(Dataset records on visual material)
· · · · · · ·
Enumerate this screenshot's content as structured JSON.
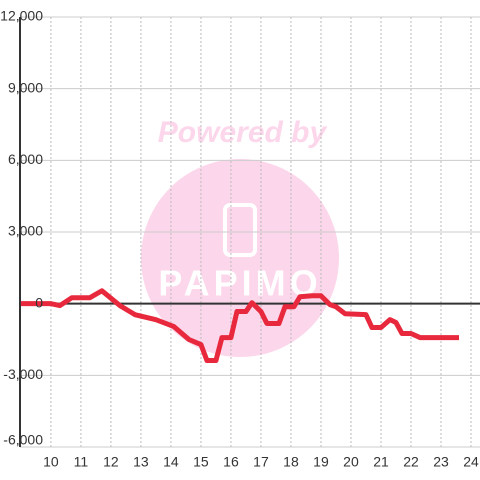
{
  "chart_data": {
    "type": "line",
    "watermark": {
      "text": "Powered by",
      "logo": "PAPIMO"
    },
    "x": [
      9.0,
      10.0,
      10.3,
      10.7,
      11.3,
      11.7,
      12.3,
      12.8,
      13.5,
      14.1,
      14.6,
      15.0,
      15.2,
      15.5,
      15.7,
      16.0,
      16.2,
      16.5,
      16.7,
      17.0,
      17.2,
      17.6,
      17.8,
      18.1,
      18.3,
      18.7,
      19.0,
      19.3,
      19.5,
      19.8,
      20.5,
      20.7,
      21.0,
      21.3,
      21.5,
      21.7,
      22.0,
      22.3,
      23.6
    ],
    "series": [
      {
        "name": "value",
        "color": "#e8283c",
        "values": [
          0,
          0,
          -80,
          250,
          250,
          540,
          -80,
          -460,
          -670,
          -960,
          -1500,
          -1710,
          -2380,
          -2380,
          -1420,
          -1420,
          -330,
          -330,
          40,
          -330,
          -830,
          -830,
          -130,
          -130,
          290,
          330,
          330,
          -40,
          -130,
          -420,
          -460,
          -1000,
          -1000,
          -670,
          -790,
          -1250,
          -1250,
          -1420,
          -1420
        ]
      }
    ],
    "xlim": [
      8.97,
      24.3
    ],
    "xticks": [
      10,
      11,
      12,
      13,
      14,
      15,
      16,
      17,
      18,
      19,
      20,
      21,
      22,
      23,
      24
    ],
    "ylim": [
      -6000,
      12000
    ],
    "yticks": [
      {
        "value": -6000,
        "label": "-6,000"
      },
      {
        "value": -3000,
        "label": "-3,000"
      },
      0,
      {
        "value": 3000,
        "label": "3,000"
      },
      {
        "value": 6000,
        "label": "6,000"
      },
      {
        "value": 9000,
        "label": "9,000"
      },
      {
        "value": 12000,
        "label": "12,000"
      }
    ],
    "grid": true
  }
}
· · · · · · ·
» WRITTEN EXERCISE: Make an exact copy of all the material, but keep the pictures out of it.

» ANSWER TO THE TASK:
Enumerate this screenshot's content as structured JSON.
{
  "chart_data": {
    "type": "line",
    "watermark": {
      "text": "Powered by",
      "logo": "PAPIMO"
    },
    "x": [
      9.0,
      10.0,
      10.3,
      10.7,
      11.3,
      11.7,
      12.3,
      12.8,
      13.5,
      14.1,
      14.6,
      15.0,
      15.2,
      15.5,
      15.7,
      16.0,
      16.2,
      16.5,
      16.7,
      17.0,
      17.2,
      17.6,
      17.8,
      18.1,
      18.3,
      18.7,
      19.0,
      19.3,
      19.5,
      19.8,
      20.5,
      20.7,
      21.0,
      21.3,
      21.5,
      21.7,
      22.0,
      22.3,
      23.6
    ],
    "series": [
      {
        "name": "value",
        "color": "#e8283c",
        "values": [
          0,
          0,
          -80,
          250,
          250,
          540,
          -80,
          -460,
          -670,
          -960,
          -1500,
          -1710,
          -2380,
          -2380,
          -1420,
          -1420,
          -330,
          -330,
          40,
          -330,
          -830,
          -830,
          -130,
          -130,
          290,
          330,
          330,
          -40,
          -130,
          -420,
          -460,
          -1000,
          -1000,
          -670,
          -790,
          -1250,
          -1250,
          -1420,
          -1420
        ]
      }
    ],
    "xlim": [
      8.97,
      24.3
    ],
    "xticks": [
      10,
      11,
      12,
      13,
      14,
      15,
      16,
      17,
      18,
      19,
      20,
      21,
      22,
      23,
      24
    ],
    "ylim": [
      -6000,
      12000
    ],
    "yticks": [
      {
        "value": -6000,
        "label": "-6,000"
      },
      {
        "value": -3000,
        "label": "-3,000"
      },
      0,
      {
        "value": 3000,
        "label": "3,000"
      },
      {
        "value": 6000,
        "label": "6,000"
      },
      {
        "value": 9000,
        "label": "9,000"
      },
      {
        "value": 12000,
        "label": "12,000"
      }
    ],
    "grid": true
  }
}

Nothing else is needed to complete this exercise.